→ Entries:
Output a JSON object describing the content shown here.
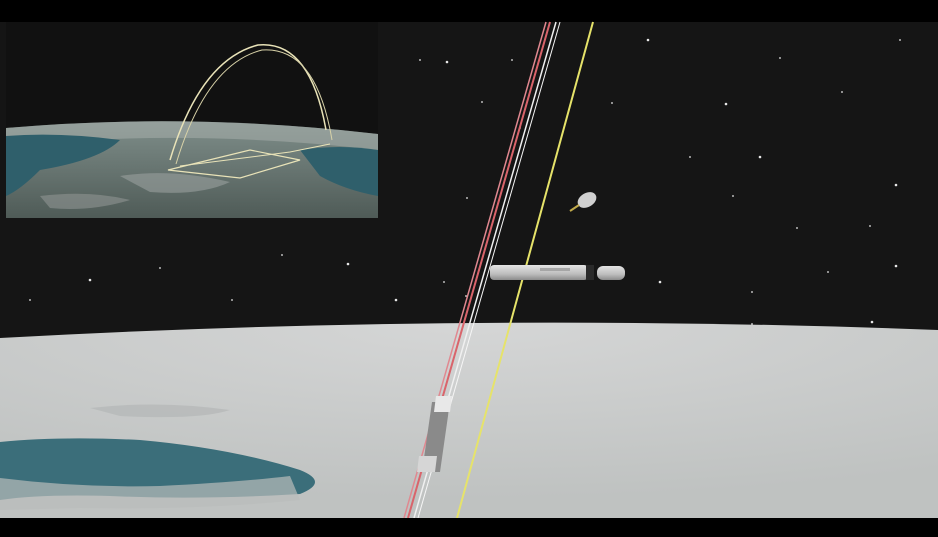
{
  "video": {
    "letterbox_color": "#000000",
    "space_color": "#161616"
  },
  "main_view": {
    "planet_color": "#c9cbca",
    "ocean_color": "#3b6e7a",
    "trajectory_colors": [
      "#d9646b",
      "#f2f2f2",
      "#e6e36a"
    ],
    "objects": [
      "satellite-debris",
      "rocket-stage-body",
      "rocket-stage-nose"
    ]
  },
  "inset_view": {
    "ground_color": "#5d6a66",
    "ocean_color": "#2f5f6b",
    "arc_color": "#e9e3b8"
  }
}
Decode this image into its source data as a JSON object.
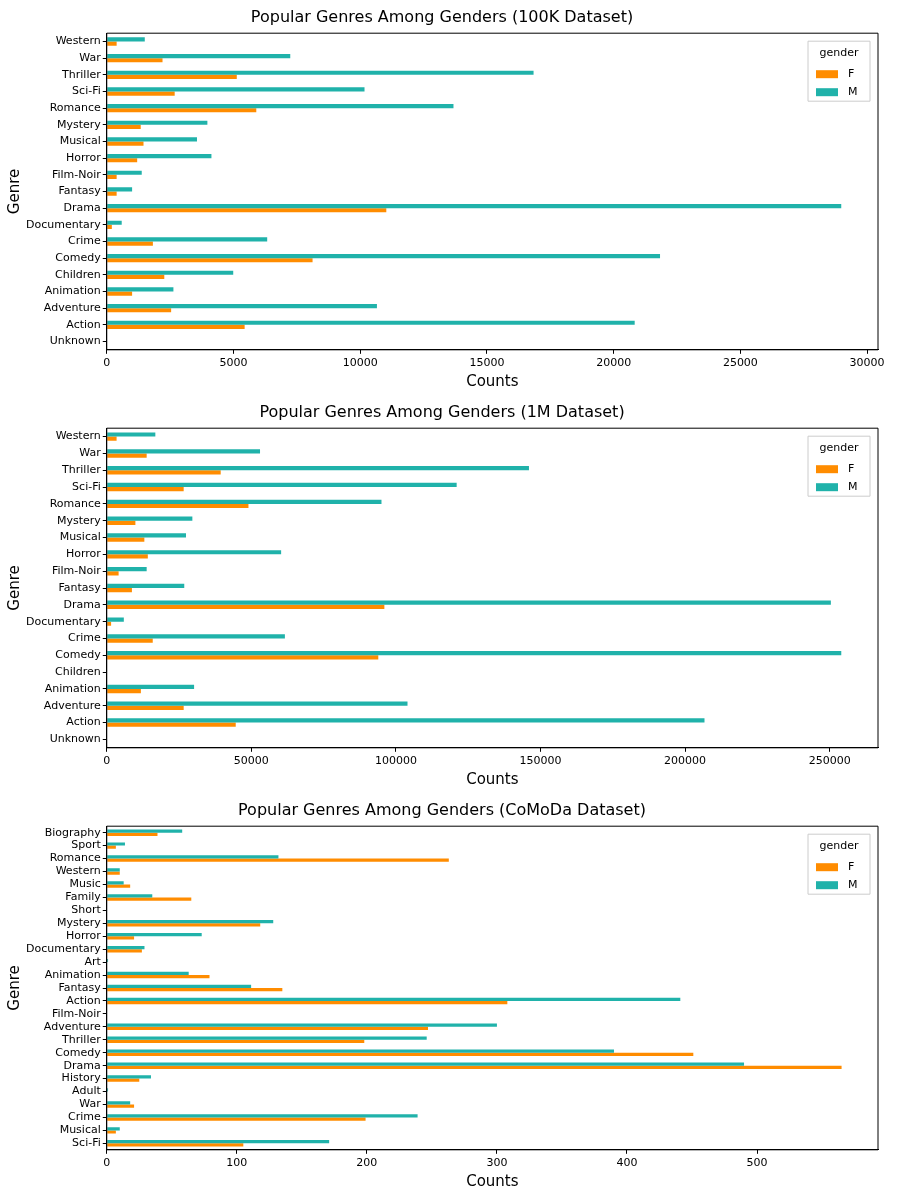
{
  "chart_data": [
    {
      "type": "bar",
      "orientation": "horizontal",
      "title": "Popular Genres Among Genders (100K Dataset)",
      "xlabel": "Counts",
      "ylabel": "Genre",
      "legend_title": "gender",
      "legend": "top right",
      "grid": false,
      "categories": [
        "Western",
        "War",
        "Thriller",
        "Sci-Fi",
        "Romance",
        "Mystery",
        "Musical",
        "Horror",
        "Film-Noir",
        "Fantasy",
        "Drama",
        "Documentary",
        "Crime",
        "Comedy",
        "Children",
        "Animation",
        "Adventure",
        "Action",
        "Unknown"
      ],
      "xlim": [
        0,
        30430
      ],
      "xticks": [
        0,
        5000,
        10000,
        15000,
        20000,
        25000,
        30000
      ],
      "series": [
        {
          "name": "F",
          "color": "#ff8c00",
          "values": [
            390,
            2200,
            5130,
            2680,
            5900,
            1340,
            1450,
            1200,
            390,
            390,
            11030,
            200,
            1820,
            8120,
            2270,
            1000,
            2540,
            5440,
            0
          ]
        },
        {
          "name": "M",
          "color": "#20b2aa",
          "values": [
            1500,
            7240,
            16840,
            10170,
            13680,
            3970,
            3560,
            4130,
            1380,
            1000,
            28980,
            590,
            6330,
            21830,
            4990,
            2630,
            10660,
            20830,
            0
          ]
        }
      ]
    },
    {
      "type": "bar",
      "orientation": "horizontal",
      "title": "Popular Genres Among Genders (1M Dataset)",
      "xlabel": "Counts",
      "ylabel": "Genre",
      "legend_title": "gender",
      "legend": "top right",
      "grid": false,
      "categories": [
        "Western",
        "War",
        "Thriller",
        "Sci-Fi",
        "Romance",
        "Mystery",
        "Musical",
        "Horror",
        "Film-Noir",
        "Fantasy",
        "Drama",
        "Documentary",
        "Crime",
        "Comedy",
        "Children",
        "Animation",
        "Adventure",
        "Action",
        "Unknown"
      ],
      "xlim": [
        0,
        266700
      ],
      "xticks": [
        0,
        50000,
        100000,
        150000,
        200000,
        250000
      ],
      "series": [
        {
          "name": "F",
          "color": "#ff8c00",
          "values": [
            3400,
            13800,
            39400,
            26600,
            49000,
            9900,
            13000,
            14200,
            4100,
            8700,
            96000,
            1500,
            15900,
            93900,
            0,
            11800,
            26600,
            44600,
            0
          ]
        },
        {
          "name": "M",
          "color": "#20b2aa",
          "values": [
            16800,
            53000,
            146000,
            121000,
            95000,
            29600,
            27400,
            60300,
            13800,
            26800,
            250400,
            5900,
            61600,
            254000,
            0,
            30200,
            104000,
            206700,
            0
          ]
        }
      ]
    },
    {
      "type": "bar",
      "orientation": "horizontal",
      "title": "Popular Genres Among Genders (CoMoDa Dataset)",
      "xlabel": "Counts",
      "ylabel": "Genre",
      "legend_title": "gender",
      "legend": "top right",
      "grid": false,
      "categories": [
        "Biography",
        "Sport",
        "Romance",
        "Western",
        "Music",
        "Family",
        "Short",
        "Mystery",
        "Horror",
        "Documentary",
        "Art",
        "Animation",
        "Fantasy",
        "Action",
        "Film-Noir",
        "Adventure",
        "Thriller",
        "Comedy",
        "Drama",
        "History",
        "Adult",
        "War",
        "Crime",
        "Musical",
        "Sci-Fi"
      ],
      "xlim": [
        0,
        593
      ],
      "xticks": [
        0,
        100,
        200,
        300,
        400,
        500
      ],
      "series": [
        {
          "name": "F",
          "color": "#ff8c00",
          "values": [
            39,
            7,
            263,
            10,
            18,
            65,
            0,
            118,
            21,
            27,
            0,
            79,
            135,
            308,
            0,
            247,
            198,
            451,
            565,
            25,
            0,
            21,
            199,
            7,
            105
          ]
        },
        {
          "name": "M",
          "color": "#20b2aa",
          "values": [
            58,
            14,
            132,
            10,
            13,
            35,
            0,
            128,
            73,
            29,
            1,
            63,
            111,
            441,
            0,
            300,
            246,
            390,
            490,
            34,
            1,
            18,
            239,
            10,
            171
          ]
        }
      ]
    }
  ]
}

→ Task requirements:
Without the pictures, return all the records precisely as they stand.

→ Completed task:
Output a JSON object describing the content shown here.
{
  "video": {
    "letterbox_color": "#000000",
    "space_color": "#161616"
  },
  "main_view": {
    "planet_color": "#c9cbca",
    "ocean_color": "#3b6e7a",
    "trajectory_colors": [
      "#d9646b",
      "#f2f2f2",
      "#e6e36a"
    ],
    "objects": [
      "satellite-debris",
      "rocket-stage-body",
      "rocket-stage-nose"
    ]
  },
  "inset_view": {
    "ground_color": "#5d6a66",
    "ocean_color": "#2f5f6b",
    "arc_color": "#e9e3b8"
  }
}
Decode this image into its source data as a JSON object.
{
  "chart_data": [
    {
      "type": "bar",
      "orientation": "horizontal",
      "title": "Popular Genres Among Genders (100K Dataset)",
      "xlabel": "Counts",
      "ylabel": "Genre",
      "legend_title": "gender",
      "legend": "top right",
      "grid": false,
      "categories": [
        "Western",
        "War",
        "Thriller",
        "Sci-Fi",
        "Romance",
        "Mystery",
        "Musical",
        "Horror",
        "Film-Noir",
        "Fantasy",
        "Drama",
        "Documentary",
        "Crime",
        "Comedy",
        "Children",
        "Animation",
        "Adventure",
        "Action",
        "Unknown"
      ],
      "xlim": [
        0,
        30430
      ],
      "xticks": [
        0,
        5000,
        10000,
        15000,
        20000,
        25000,
        30000
      ],
      "series": [
        {
          "name": "F",
          "color": "#ff8c00",
          "values": [
            390,
            2200,
            5130,
            2680,
            5900,
            1340,
            1450,
            1200,
            390,
            390,
            11030,
            200,
            1820,
            8120,
            2270,
            1000,
            2540,
            5440,
            0
          ]
        },
        {
          "name": "M",
          "color": "#20b2aa",
          "values": [
            1500,
            7240,
            16840,
            10170,
            13680,
            3970,
            3560,
            4130,
            1380,
            1000,
            28980,
            590,
            6330,
            21830,
            4990,
            2630,
            10660,
            20830,
            0
          ]
        }
      ]
    },
    {
      "type": "bar",
      "orientation": "horizontal",
      "title": "Popular Genres Among Genders (1M Dataset)",
      "xlabel": "Counts",
      "ylabel": "Genre",
      "legend_title": "gender",
      "legend": "top right",
      "grid": false,
      "categories": [
        "Western",
        "War",
        "Thriller",
        "Sci-Fi",
        "Romance",
        "Mystery",
        "Musical",
        "Horror",
        "Film-Noir",
        "Fantasy",
        "Drama",
        "Documentary",
        "Crime",
        "Comedy",
        "Children",
        "Animation",
        "Adventure",
        "Action",
        "Unknown"
      ],
      "xlim": [
        0,
        266700
      ],
      "xticks": [
        0,
        50000,
        100000,
        150000,
        200000,
        250000
      ],
      "series": [
        {
          "name": "F",
          "color": "#ff8c00",
          "values": [
            3400,
            13800,
            39400,
            26600,
            49000,
            9900,
            13000,
            14200,
            4100,
            8700,
            96000,
            1500,
            15900,
            93900,
            0,
            11800,
            26600,
            44600,
            0
          ]
        },
        {
          "name": "M",
          "color": "#20b2aa",
          "values": [
            16800,
            53000,
            146000,
            121000,
            95000,
            29600,
            27400,
            60300,
            13800,
            26800,
            250400,
            5900,
            61600,
            254000,
            0,
            30200,
            104000,
            206700,
            0
          ]
        }
      ]
    },
    {
      "type": "bar",
      "orientation": "horizontal",
      "title": "Popular Genres Among Genders (CoMoDa Dataset)",
      "xlabel": "Counts",
      "ylabel": "Genre",
      "legend_title": "gender",
      "legend": "top right",
      "grid": false,
      "categories": [
        "Biography",
        "Sport",
        "Romance",
        "Western",
        "Music",
        "Family",
        "Short",
        "Mystery",
        "Horror",
        "Documentary",
        "Art",
        "Animation",
        "Fantasy",
        "Action",
        "Film-Noir",
        "Adventure",
        "Thriller",
        "Comedy",
        "Drama",
        "History",
        "Adult",
        "War",
        "Crime",
        "Musical",
        "Sci-Fi"
      ],
      "xlim": [
        0,
        593
      ],
      "xticks": [
        0,
        100,
        200,
        300,
        400,
        500
      ],
      "series": [
        {
          "name": "F",
          "color": "#ff8c00",
          "values": [
            39,
            7,
            263,
            10,
            18,
            65,
            0,
            118,
            21,
            27,
            0,
            79,
            135,
            308,
            0,
            247,
            198,
            451,
            565,
            25,
            0,
            21,
            199,
            7,
            105
          ]
        },
        {
          "name": "M",
          "color": "#20b2aa",
          "values": [
            58,
            14,
            132,
            10,
            13,
            35,
            0,
            128,
            73,
            29,
            1,
            63,
            111,
            441,
            0,
            300,
            246,
            390,
            490,
            34,
            1,
            18,
            239,
            10,
            171
          ]
        }
      ]
    }
  ]
}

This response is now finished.